Request —
Output the material beneath this task exactly, images excluded.

● ● ● ●

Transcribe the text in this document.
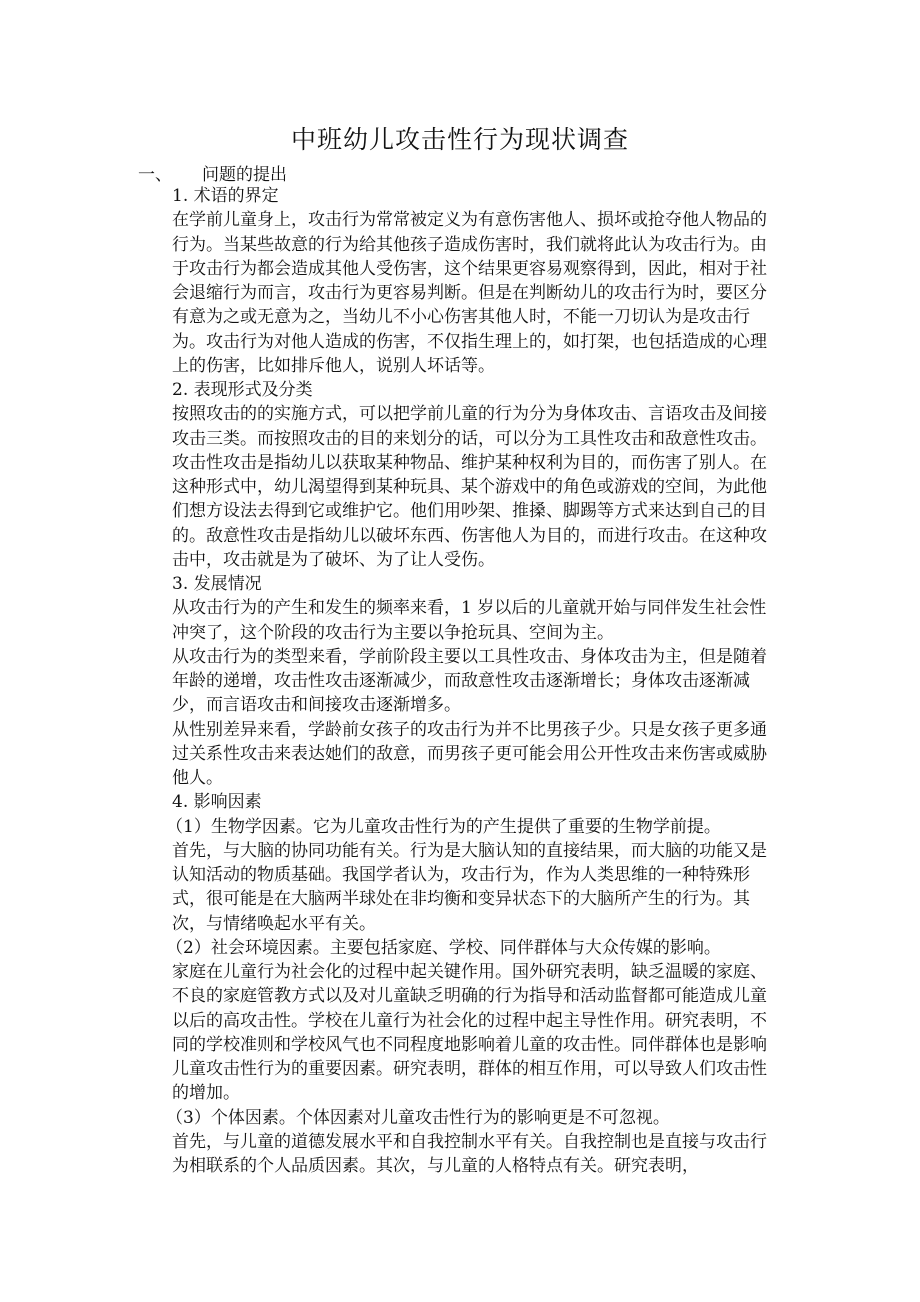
中班幼儿攻击性行为现状调查
一、 问题的提出

1. 术语的界定

在学前儿童身上，攻击行为常常被定义为有意伤害他人、损坏或抢夺他人物品的行为。当某些故意的行为给其他孩子造成伤害时，我们就将此认为攻击行为。由于攻击行为都会造成其他人受伤害，这个结果更容易观察得到，因此，相对于社会退缩行为而言，攻击行为更容易判断。但是在判断幼儿的攻击行为时，要区分有意为之或无意为之，当幼儿不小心伤害其他人时，不能一刀切认为是攻击行为。攻击行为对他人造成的伤害，不仅指生理上的，如打架，也包括造成的心理上的伤害，比如排斥他人，说别人坏话等。

2. 表现形式及分类

按照攻击的的实施方式，可以把学前儿童的行为分为身体攻击、言语攻击及间接攻击三类。而按照攻击的目的来划分的话，可以分为工具性攻击和敌意性攻击。攻击性攻击是指幼儿以获取某种物品、维护某种权利为目的，而伤害了别人。在这种形式中，幼儿渴望得到某种玩具、某个游戏中的角色或游戏的空间，为此他们想方设法去得到它或维护它。他们用吵架、推搡、脚踢等方式来达到自己的目的。敌意性攻击是指幼儿以破坏东西、伤害他人为目的，而进行攻击。在这种攻击中，攻击就是为了破坏、为了让人受伤。

3. 发展情况

从攻击行为的产生和发生的频率来看，1 岁以后的儿童就开始与同伴发生社会性冲突了，这个阶段的攻击行为主要以争抢玩具、空间为主。

从攻击行为的类型来看，学前阶段主要以工具性攻击、身体攻击为主，但是随着年龄的递增，攻击性攻击逐渐减少，而敌意性攻击逐渐增长；身体攻击逐渐减少，而言语攻击和间接攻击逐渐增多。

从性别差异来看，学龄前女孩子的攻击行为并不比男孩子少。只是女孩子更多通过关系性攻击来表达她们的敌意，而男孩子更可能会用公开性攻击来伤害或威胁他人。

4. 影响因素

（1）生物学因素。它为儿童攻击性行为的产生提供了重要的生物学前提。

首先，与大脑的协同功能有关。行为是大脑认知的直接结果，而大脑的功能又是认知活动的物质基础。我国学者认为，攻击行为，作为人类思维的一种特殊形式，很可能是在大脑两半球处在非均衡和变异状态下的大脑所产生的行为。其次，与情绪唤起水平有关。

（2）社会环境因素。主要包括家庭、学校、同伴群体与大众传媒的影响。

家庭在儿童行为社会化的过程中起关键作用。国外研究表明，缺乏温暖的家庭、不良的家庭管教方式以及对儿童缺乏明确的行为指导和活动监督都可能造成儿童以后的高攻击性。学校在儿童行为社会化的过程中起主导性作用。研究表明，不同的学校准则和学校风气也不同程度地影响着儿童的攻击性。同伴群体也是影响儿童攻击性行为的重要因素。研究表明，群体的相互作用，可以导致人们攻击性的增加。

（3）个体因素。个体因素对儿童攻击性行为的影响更是不可忽视。

首先，与儿童的道德发展水平和自我控制水平有关。自我控制也是直接与攻击行为相联系的个人品质因素。其次，与儿童的人格特点有关。研究表明，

● ● ● ●

Expected output —
Transcribe the text in this document.
中班幼儿攻击性行为现状调查
一、 问题的提出

1. 术语的界定

在学前儿童身上，攻击行为常常被定义为有意伤害他人、损坏或抢夺他人物品的行为。当某些故意的行为给其他孩子造成伤害时，我们就将此认为攻击行为。由于攻击行为都会造成其他人受伤害，这个结果更容易观察得到，因此，相对于社会退缩行为而言，攻击行为更容易判断。但是在判断幼儿的攻击行为时，要区分有意为之或无意为之，当幼儿不小心伤害其他人时，不能一刀切认为是攻击行为。攻击行为对他人造成的伤害，不仅指生理上的，如打架，也包括造成的心理上的伤害，比如排斥他人，说别人坏话等。

2. 表现形式及分类

按照攻击的的实施方式，可以把学前儿童的行为分为身体攻击、言语攻击及间接攻击三类。而按照攻击的目的来划分的话，可以分为工具性攻击和敌意性攻击。攻击性攻击是指幼儿以获取某种物品、维护某种权利为目的，而伤害了别人。在这种形式中，幼儿渴望得到某种玩具、某个游戏中的角色或游戏的空间，为此他们想方设法去得到它或维护它。他们用吵架、推搡、脚踢等方式来达到自己的目的。敌意性攻击是指幼儿以破坏东西、伤害他人为目的，而进行攻击。在这种攻击中，攻击就是为了破坏、为了让人受伤。

3. 发展情况

从攻击行为的产生和发生的频率来看，1 岁以后的儿童就开始与同伴发生社会性冲突了，这个阶段的攻击行为主要以争抢玩具、空间为主。

从攻击行为的类型来看，学前阶段主要以工具性攻击、身体攻击为主，但是随着年龄的递增，攻击性攻击逐渐减少，而敌意性攻击逐渐增长；身体攻击逐渐减少，而言语攻击和间接攻击逐渐增多。

从性别差异来看，学龄前女孩子的攻击行为并不比男孩子少。只是女孩子更多通过关系性攻击来表达她们的敌意，而男孩子更可能会用公开性攻击来伤害或威胁他人。

4. 影响因素

（1）生物学因素。它为儿童攻击性行为的产生提供了重要的生物学前提。

首先，与大脑的协同功能有关。行为是大脑认知的直接结果，而大脑的功能又是认知活动的物质基础。我国学者认为，攻击行为，作为人类思维的一种特殊形式，很可能是在大脑两半球处在非均衡和变异状态下的大脑所产生的行为。其次，与情绪唤起水平有关。

（2）社会环境因素。主要包括家庭、学校、同伴群体与大众传媒的影响。

家庭在儿童行为社会化的过程中起关键作用。国外研究表明，缺乏温暖的家庭、不良的家庭管教方式以及对儿童缺乏明确的行为指导和活动监督都可能造成儿童以后的高攻击性。学校在儿童行为社会化的过程中起主导性作用。研究表明，不同的学校准则和学校风气也不同程度地影响着儿童的攻击性。同伴群体也是影响儿童攻击性行为的重要因素。研究表明，群体的相互作用，可以导致人们攻击性的增加。

（3）个体因素。个体因素对儿童攻击性行为的影响更是不可忽视。

首先，与儿童的道德发展水平和自我控制水平有关。自我控制也是直接与攻击行为相联系的个人品质因素。其次，与儿童的人格特点有关。研究表明，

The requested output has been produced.